## What is needed
Find and copy every line in the records that includes the string "JSON".

## Supplied material

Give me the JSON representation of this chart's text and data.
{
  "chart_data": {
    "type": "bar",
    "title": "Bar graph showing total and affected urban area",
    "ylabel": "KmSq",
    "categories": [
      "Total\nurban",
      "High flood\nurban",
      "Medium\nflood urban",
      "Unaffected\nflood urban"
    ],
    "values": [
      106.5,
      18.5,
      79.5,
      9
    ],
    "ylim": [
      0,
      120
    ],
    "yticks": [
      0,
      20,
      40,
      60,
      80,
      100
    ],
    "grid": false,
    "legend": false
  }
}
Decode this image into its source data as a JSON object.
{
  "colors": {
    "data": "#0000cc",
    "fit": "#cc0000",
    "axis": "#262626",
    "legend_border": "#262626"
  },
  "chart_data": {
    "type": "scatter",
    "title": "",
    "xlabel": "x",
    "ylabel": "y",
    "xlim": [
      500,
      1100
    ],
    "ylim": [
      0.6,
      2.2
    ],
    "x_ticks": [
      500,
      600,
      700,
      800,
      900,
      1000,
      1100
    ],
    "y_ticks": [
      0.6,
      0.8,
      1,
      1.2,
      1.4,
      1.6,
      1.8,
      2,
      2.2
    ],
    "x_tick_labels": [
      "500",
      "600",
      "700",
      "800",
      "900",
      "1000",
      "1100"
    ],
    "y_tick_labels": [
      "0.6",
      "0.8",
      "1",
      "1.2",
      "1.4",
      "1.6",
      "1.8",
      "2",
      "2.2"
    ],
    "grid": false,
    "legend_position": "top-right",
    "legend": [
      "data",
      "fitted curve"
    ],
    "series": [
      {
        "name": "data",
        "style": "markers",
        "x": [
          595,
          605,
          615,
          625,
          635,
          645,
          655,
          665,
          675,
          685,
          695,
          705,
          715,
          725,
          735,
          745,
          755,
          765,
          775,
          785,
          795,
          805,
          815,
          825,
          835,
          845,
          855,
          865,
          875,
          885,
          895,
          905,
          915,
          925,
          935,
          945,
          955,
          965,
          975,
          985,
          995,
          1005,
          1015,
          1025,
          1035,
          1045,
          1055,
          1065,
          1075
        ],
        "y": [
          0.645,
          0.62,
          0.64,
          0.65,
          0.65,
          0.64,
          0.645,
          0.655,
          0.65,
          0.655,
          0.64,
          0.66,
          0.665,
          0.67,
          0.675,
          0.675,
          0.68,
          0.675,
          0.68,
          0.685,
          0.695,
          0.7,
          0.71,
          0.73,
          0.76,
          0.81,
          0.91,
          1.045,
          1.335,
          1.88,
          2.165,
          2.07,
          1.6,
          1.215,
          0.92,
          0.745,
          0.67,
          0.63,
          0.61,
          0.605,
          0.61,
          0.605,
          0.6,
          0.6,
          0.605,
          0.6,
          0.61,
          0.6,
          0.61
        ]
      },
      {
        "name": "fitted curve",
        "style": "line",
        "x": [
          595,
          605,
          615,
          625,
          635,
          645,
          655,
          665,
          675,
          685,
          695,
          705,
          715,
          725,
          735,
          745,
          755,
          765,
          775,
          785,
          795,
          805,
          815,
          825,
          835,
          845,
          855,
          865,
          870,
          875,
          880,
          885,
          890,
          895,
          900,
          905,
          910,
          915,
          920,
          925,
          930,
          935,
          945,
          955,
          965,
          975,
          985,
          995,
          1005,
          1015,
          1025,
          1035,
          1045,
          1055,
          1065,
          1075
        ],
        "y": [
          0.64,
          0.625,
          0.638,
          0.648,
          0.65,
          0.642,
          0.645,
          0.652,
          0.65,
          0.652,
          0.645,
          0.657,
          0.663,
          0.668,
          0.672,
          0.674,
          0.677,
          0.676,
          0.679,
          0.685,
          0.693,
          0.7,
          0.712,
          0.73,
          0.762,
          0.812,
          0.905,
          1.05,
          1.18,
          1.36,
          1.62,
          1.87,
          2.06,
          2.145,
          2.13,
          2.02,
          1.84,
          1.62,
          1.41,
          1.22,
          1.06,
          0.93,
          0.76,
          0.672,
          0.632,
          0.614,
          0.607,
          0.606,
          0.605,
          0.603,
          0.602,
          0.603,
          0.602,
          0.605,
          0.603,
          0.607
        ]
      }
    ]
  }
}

## Solution
Give me the JSON representation of this chart's text and data.
Decode this image into its source data as a JSON object.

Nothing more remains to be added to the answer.